WORK TO BE COMPLETED
Go through the listing and copy every line word for word.

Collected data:

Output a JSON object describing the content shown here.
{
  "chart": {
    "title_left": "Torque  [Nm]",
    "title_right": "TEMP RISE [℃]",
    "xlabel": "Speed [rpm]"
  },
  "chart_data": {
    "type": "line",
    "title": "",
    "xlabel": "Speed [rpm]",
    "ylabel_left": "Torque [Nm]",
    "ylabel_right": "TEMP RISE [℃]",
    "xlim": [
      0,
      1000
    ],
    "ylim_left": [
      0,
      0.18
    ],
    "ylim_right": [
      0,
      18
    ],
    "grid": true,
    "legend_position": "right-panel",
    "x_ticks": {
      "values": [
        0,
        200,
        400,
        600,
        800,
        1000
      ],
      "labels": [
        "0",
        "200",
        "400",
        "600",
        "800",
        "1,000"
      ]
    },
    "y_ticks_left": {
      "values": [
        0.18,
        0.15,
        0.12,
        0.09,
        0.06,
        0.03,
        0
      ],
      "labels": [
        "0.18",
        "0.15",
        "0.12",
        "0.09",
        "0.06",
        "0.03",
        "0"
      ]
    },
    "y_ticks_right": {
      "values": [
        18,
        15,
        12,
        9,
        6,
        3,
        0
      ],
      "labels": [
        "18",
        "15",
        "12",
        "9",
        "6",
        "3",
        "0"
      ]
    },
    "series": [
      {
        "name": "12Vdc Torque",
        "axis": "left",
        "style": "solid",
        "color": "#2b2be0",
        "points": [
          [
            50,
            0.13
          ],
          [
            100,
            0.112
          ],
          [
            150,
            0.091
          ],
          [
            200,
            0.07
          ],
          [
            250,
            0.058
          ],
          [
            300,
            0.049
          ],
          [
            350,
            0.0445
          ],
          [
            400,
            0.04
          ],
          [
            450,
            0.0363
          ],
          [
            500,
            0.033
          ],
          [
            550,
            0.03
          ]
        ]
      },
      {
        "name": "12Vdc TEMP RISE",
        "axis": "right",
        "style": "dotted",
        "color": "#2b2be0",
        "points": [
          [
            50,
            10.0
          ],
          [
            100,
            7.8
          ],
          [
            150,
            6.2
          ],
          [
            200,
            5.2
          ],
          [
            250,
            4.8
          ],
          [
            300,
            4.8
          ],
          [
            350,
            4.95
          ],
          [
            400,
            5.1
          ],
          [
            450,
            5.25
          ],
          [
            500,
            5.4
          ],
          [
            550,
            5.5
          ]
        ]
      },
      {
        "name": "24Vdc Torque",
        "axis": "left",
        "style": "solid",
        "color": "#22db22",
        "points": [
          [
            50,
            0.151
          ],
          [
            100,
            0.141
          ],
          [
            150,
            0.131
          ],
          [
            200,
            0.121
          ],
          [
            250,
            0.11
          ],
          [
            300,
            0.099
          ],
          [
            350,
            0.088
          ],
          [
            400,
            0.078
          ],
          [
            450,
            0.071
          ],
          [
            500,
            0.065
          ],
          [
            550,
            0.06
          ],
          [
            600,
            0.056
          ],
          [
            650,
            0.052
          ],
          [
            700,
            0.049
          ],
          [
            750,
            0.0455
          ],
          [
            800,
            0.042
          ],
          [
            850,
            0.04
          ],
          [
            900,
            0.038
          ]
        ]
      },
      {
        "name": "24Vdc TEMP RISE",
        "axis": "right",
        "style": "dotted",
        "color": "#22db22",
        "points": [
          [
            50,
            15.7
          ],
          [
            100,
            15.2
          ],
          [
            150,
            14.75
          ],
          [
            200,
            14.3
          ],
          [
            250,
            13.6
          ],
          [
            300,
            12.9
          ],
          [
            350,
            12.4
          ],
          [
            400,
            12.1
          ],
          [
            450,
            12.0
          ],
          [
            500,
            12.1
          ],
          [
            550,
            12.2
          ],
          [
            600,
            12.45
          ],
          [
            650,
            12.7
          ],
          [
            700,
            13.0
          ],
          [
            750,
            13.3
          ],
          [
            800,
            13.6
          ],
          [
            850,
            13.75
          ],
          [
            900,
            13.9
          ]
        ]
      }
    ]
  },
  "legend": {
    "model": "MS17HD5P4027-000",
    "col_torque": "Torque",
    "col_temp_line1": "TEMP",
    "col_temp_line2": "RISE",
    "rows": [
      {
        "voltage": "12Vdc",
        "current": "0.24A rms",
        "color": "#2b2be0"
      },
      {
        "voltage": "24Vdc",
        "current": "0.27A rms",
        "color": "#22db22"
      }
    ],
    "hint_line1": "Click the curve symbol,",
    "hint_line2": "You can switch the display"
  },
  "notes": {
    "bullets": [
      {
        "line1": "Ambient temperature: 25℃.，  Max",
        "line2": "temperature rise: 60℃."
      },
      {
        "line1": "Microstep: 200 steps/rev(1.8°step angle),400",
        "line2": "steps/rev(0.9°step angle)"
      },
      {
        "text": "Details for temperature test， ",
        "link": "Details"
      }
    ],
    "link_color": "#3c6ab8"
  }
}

TASK RESULT
Output a JSON object describing the content shown here.
{
  "chart": {
    "title_left": "Torque  [Nm]",
    "title_right": "TEMP RISE [℃]",
    "xlabel": "Speed [rpm]"
  },
  "chart_data": {
    "type": "line",
    "title": "",
    "xlabel": "Speed [rpm]",
    "ylabel_left": "Torque [Nm]",
    "ylabel_right": "TEMP RISE [℃]",
    "xlim": [
      0,
      1000
    ],
    "ylim_left": [
      0,
      0.18
    ],
    "ylim_right": [
      0,
      18
    ],
    "grid": true,
    "legend_position": "right-panel",
    "x_ticks": {
      "values": [
        0,
        200,
        400,
        600,
        800,
        1000
      ],
      "labels": [
        "0",
        "200",
        "400",
        "600",
        "800",
        "1,000"
      ]
    },
    "y_ticks_left": {
      "values": [
        0.18,
        0.15,
        0.12,
        0.09,
        0.06,
        0.03,
        0
      ],
      "labels": [
        "0.18",
        "0.15",
        "0.12",
        "0.09",
        "0.06",
        "0.03",
        "0"
      ]
    },
    "y_ticks_right": {
      "values": [
        18,
        15,
        12,
        9,
        6,
        3,
        0
      ],
      "labels": [
        "18",
        "15",
        "12",
        "9",
        "6",
        "3",
        "0"
      ]
    },
    "series": [
      {
        "name": "12Vdc Torque",
        "axis": "left",
        "style": "solid",
        "color": "#2b2be0",
        "points": [
          [
            50,
            0.13
          ],
          [
            100,
            0.112
          ],
          [
            150,
            0.091
          ],
          [
            200,
            0.07
          ],
          [
            250,
            0.058
          ],
          [
            300,
            0.049
          ],
          [
            350,
            0.0445
          ],
          [
            400,
            0.04
          ],
          [
            450,
            0.0363
          ],
          [
            500,
            0.033
          ],
          [
            550,
            0.03
          ]
        ]
      },
      {
        "name": "12Vdc TEMP RISE",
        "axis": "right",
        "style": "dotted",
        "color": "#2b2be0",
        "points": [
          [
            50,
            10.0
          ],
          [
            100,
            7.8
          ],
          [
            150,
            6.2
          ],
          [
            200,
            5.2
          ],
          [
            250,
            4.8
          ],
          [
            300,
            4.8
          ],
          [
            350,
            4.95
          ],
          [
            400,
            5.1
          ],
          [
            450,
            5.25
          ],
          [
            500,
            5.4
          ],
          [
            550,
            5.5
          ]
        ]
      },
      {
        "name": "24Vdc Torque",
        "axis": "left",
        "style": "solid",
        "color": "#22db22",
        "points": [
          [
            50,
            0.151
          ],
          [
            100,
            0.141
          ],
          [
            150,
            0.131
          ],
          [
            200,
            0.121
          ],
          [
            250,
            0.11
          ],
          [
            300,
            0.099
          ],
          [
            350,
            0.088
          ],
          [
            400,
            0.078
          ],
          [
            450,
            0.071
          ],
          [
            500,
            0.065
          ],
          [
            550,
            0.06
          ],
          [
            600,
            0.056
          ],
          [
            650,
            0.052
          ],
          [
            700,
            0.049
          ],
          [
            750,
            0.0455
          ],
          [
            800,
            0.042
          ],
          [
            850,
            0.04
          ],
          [
            900,
            0.038
          ]
        ]
      },
      {
        "name": "24Vdc TEMP RISE",
        "axis": "right",
        "style": "dotted",
        "color": "#22db22",
        "points": [
          [
            50,
            15.7
          ],
          [
            100,
            15.2
          ],
          [
            150,
            14.75
          ],
          [
            200,
            14.3
          ],
          [
            250,
            13.6
          ],
          [
            300,
            12.9
          ],
          [
            350,
            12.4
          ],
          [
            400,
            12.1
          ],
          [
            450,
            12.0
          ],
          [
            500,
            12.1
          ],
          [
            550,
            12.2
          ],
          [
            600,
            12.45
          ],
          [
            650,
            12.7
          ],
          [
            700,
            13.0
          ],
          [
            750,
            13.3
          ],
          [
            800,
            13.6
          ],
          [
            850,
            13.75
          ],
          [
            900,
            13.9
          ]
        ]
      }
    ]
  },
  "legend": {
    "model": "MS17HD5P4027-000",
    "col_torque": "Torque",
    "col_temp_line1": "TEMP",
    "col_temp_line2": "RISE",
    "rows": [
      {
        "voltage": "12Vdc",
        "current": "0.24A rms",
        "color": "#2b2be0"
      },
      {
        "voltage": "24Vdc",
        "current": "0.27A rms",
        "color": "#22db22"
      }
    ],
    "hint_line1": "Click the curve symbol,",
    "hint_line2": "You can switch the display"
  },
  "notes": {
    "bullets": [
      {
        "line1": "Ambient temperature: 25℃.，  Max",
        "line2": "temperature rise: 60℃."
      },
      {
        "line1": "Microstep: 200 steps/rev(1.8°step angle),400",
        "line2": "steps/rev(0.9°step angle)"
      },
      {
        "text": "Details for temperature test， ",
        "link": "Details"
      }
    ],
    "link_color": "#3c6ab8"
  }
}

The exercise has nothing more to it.